Converting NOT IN Sublinks to Anti-Joins When Safe

Introduction

In February–March 2026, Richard Guo proposed and iterated on a planner patch to convert

... WHERE expr NOT IN (SELECT subexpr FROM ...)

into a join-based anti-join when it is provably safe. The topic has a long history on pgsql-hackers: NOT IN has tricky semantics around NULL, so naïvely rewriting it to an anti-join risks changing query results.

The new patch takes advantage of infrastructure that did not exist in older attempts: an outer-join-aware Var representation, a global not-null-attnums hash table, and smarter non-nullability reasoning. Over six patch versions, reviewers including wenhui qiu, Zhang Mingli, Japin Li, David Geier and others helped refine both the safety criteria and the implementation details. The final v6 patch was committed by Richard in March 2026.

This post explains why NOT IN is hard, how the planner proves safety, what changed between v1 and v6, and what this means for everyday queries.

Why NOT IN Is Hard

At first glance, NOT IN looks like a natural anti-join:

SELECT *
FROM users
WHERE id NOT IN (SELECT user_id FROM banned_users);

Intuitively this means “users that are not banned,” and a hash anti-join against banned_users is exactly the plan you would like to see. The problem is SQL’s NULL semantics.

Consider a scalar comparison (A = B) used inside NOT IN:

  • If (A = B) is TRUE, the element is found and the NOT IN condition fails.
  • If (A = B) is FALSE, the particular element is not a match; the overall result depends on the other elements.
  • If (A = B) is NULL, NOT (NULL) is also NULL (treated as false in WHERE), so the row is discarded.

In contrast, for an anti-join, if the join condition evaluates to NULL for a row pair, the executor essentially treats that as “no match” and may keep the outer row. As Richard points out in the thread, whenever the comparison operator can yield NULL on any pair of inputs that the executor considers a valid equality comparison, NOT IN and a simple anti-join disagree.

Historically, this semantic mismatch made the planner avoid converting NOT IN sublinks to anti-joins. Users who wanted a join-based plan needed to rewrite their queries using NOT EXISTS or other patterns.

REQUIRED WORK:
1) Using the NOT IN article, explain in one to three sentences why the planner historically avoided converting NOT IN sublinks to anti-joins.
2) From the NOT IN article, reproduce the passage that begins at the words "into a join-based" and stops after "changing query results.".

DATA SUPPLIED:
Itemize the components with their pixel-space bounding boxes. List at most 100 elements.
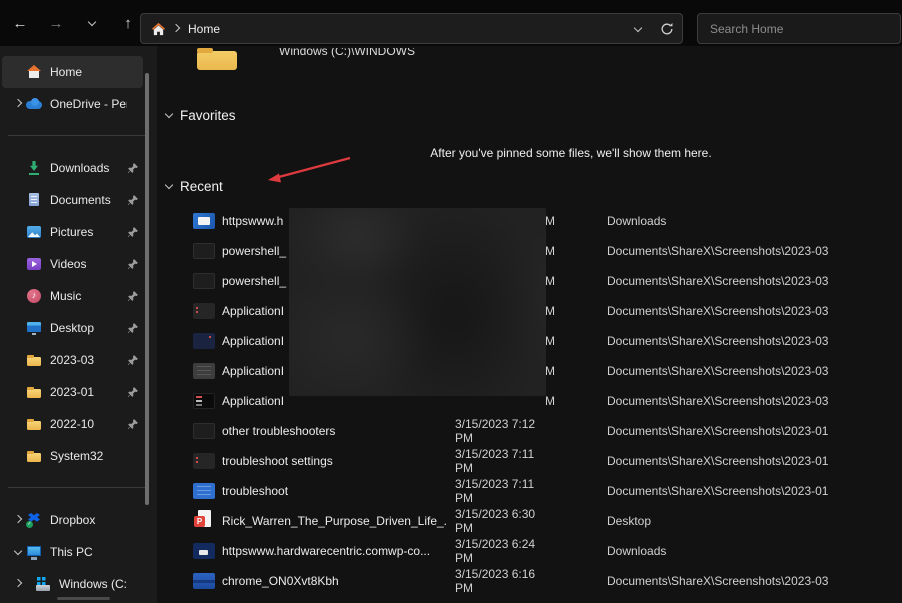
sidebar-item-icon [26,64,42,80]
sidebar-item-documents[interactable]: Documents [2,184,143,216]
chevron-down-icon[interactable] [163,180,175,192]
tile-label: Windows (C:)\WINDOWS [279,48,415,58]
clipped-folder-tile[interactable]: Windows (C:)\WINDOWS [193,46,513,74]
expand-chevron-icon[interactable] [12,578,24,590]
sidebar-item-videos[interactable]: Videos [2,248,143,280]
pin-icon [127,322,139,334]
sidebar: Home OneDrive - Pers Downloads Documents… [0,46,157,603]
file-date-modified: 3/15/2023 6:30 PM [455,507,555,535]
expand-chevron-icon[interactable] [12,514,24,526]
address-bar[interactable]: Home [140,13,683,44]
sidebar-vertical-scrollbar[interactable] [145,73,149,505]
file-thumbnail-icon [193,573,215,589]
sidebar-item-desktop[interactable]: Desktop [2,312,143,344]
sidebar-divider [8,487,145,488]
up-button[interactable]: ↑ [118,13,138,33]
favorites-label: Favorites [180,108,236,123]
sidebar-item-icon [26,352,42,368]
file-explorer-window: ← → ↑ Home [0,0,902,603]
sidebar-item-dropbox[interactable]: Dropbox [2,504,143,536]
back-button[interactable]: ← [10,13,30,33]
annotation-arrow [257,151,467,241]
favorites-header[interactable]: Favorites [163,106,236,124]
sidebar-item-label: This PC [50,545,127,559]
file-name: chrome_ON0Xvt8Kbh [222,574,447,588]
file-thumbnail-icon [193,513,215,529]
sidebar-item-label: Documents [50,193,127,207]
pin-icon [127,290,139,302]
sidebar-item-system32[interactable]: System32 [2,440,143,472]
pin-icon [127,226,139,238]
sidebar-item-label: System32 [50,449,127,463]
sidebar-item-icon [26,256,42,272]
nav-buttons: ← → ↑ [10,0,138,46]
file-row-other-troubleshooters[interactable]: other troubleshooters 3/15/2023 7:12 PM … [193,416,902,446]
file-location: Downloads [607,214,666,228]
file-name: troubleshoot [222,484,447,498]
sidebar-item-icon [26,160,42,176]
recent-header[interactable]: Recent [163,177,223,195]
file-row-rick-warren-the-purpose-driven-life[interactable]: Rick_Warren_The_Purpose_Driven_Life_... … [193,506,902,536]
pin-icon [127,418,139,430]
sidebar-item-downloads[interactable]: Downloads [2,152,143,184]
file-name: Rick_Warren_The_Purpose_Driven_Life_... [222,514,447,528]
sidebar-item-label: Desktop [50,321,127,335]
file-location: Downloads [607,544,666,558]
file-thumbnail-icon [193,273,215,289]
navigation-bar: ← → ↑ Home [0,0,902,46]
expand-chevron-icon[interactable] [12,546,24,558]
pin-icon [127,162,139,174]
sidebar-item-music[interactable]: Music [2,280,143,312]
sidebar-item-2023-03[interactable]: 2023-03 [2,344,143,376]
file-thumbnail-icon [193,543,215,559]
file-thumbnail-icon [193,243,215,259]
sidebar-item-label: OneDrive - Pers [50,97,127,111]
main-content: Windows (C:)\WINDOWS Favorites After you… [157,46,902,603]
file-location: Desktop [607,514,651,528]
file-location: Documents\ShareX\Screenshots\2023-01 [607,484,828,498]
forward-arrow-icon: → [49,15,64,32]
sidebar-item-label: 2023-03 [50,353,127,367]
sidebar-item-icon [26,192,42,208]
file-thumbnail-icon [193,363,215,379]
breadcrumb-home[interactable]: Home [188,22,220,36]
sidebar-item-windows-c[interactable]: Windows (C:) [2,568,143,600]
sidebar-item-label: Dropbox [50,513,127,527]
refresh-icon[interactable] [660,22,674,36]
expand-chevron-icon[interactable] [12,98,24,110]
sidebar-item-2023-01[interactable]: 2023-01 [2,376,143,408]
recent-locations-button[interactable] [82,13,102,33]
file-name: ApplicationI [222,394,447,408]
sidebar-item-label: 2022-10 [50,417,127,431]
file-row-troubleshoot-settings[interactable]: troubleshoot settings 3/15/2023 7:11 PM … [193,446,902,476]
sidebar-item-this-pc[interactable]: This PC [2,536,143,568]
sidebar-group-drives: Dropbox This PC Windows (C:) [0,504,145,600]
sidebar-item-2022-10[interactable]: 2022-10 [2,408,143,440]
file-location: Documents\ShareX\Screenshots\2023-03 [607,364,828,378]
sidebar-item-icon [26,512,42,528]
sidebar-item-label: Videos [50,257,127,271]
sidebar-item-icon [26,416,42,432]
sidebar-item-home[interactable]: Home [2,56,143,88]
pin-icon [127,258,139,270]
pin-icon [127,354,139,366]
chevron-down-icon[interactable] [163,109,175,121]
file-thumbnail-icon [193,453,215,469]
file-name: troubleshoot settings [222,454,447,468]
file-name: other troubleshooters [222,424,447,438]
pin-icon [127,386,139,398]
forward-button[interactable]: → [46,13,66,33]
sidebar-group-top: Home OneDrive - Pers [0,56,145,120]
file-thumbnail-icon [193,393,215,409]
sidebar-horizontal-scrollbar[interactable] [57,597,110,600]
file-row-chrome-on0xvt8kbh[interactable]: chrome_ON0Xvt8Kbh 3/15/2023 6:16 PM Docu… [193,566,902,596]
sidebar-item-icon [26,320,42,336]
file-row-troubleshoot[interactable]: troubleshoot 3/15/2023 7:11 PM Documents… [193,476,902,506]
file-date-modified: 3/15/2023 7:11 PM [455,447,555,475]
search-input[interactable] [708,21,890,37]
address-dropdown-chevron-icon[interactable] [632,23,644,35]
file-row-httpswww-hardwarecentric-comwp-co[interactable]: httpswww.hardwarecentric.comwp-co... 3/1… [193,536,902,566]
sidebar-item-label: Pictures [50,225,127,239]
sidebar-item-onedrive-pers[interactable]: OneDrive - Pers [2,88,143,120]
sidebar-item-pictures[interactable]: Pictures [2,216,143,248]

OUTPUTS IN ORDER:
1) When the comparison inside NOT IN evaluates to NULL, the NOT IN condition is also NULL and the row is discarded. An anti-join treats a NULL join condition as "no match" and may keep the outer row. Because the two disagree whenever the operator can yield NULL, rewriting NOT IN as an anti-join risked changing query results.

2)
into a join-based anti-join when it is provably safe. The topic has a long history on pgsql-hackers: NOT IN has tricky semantics around NULL, so naïvely rewriting it to an anti-join risks changing query results.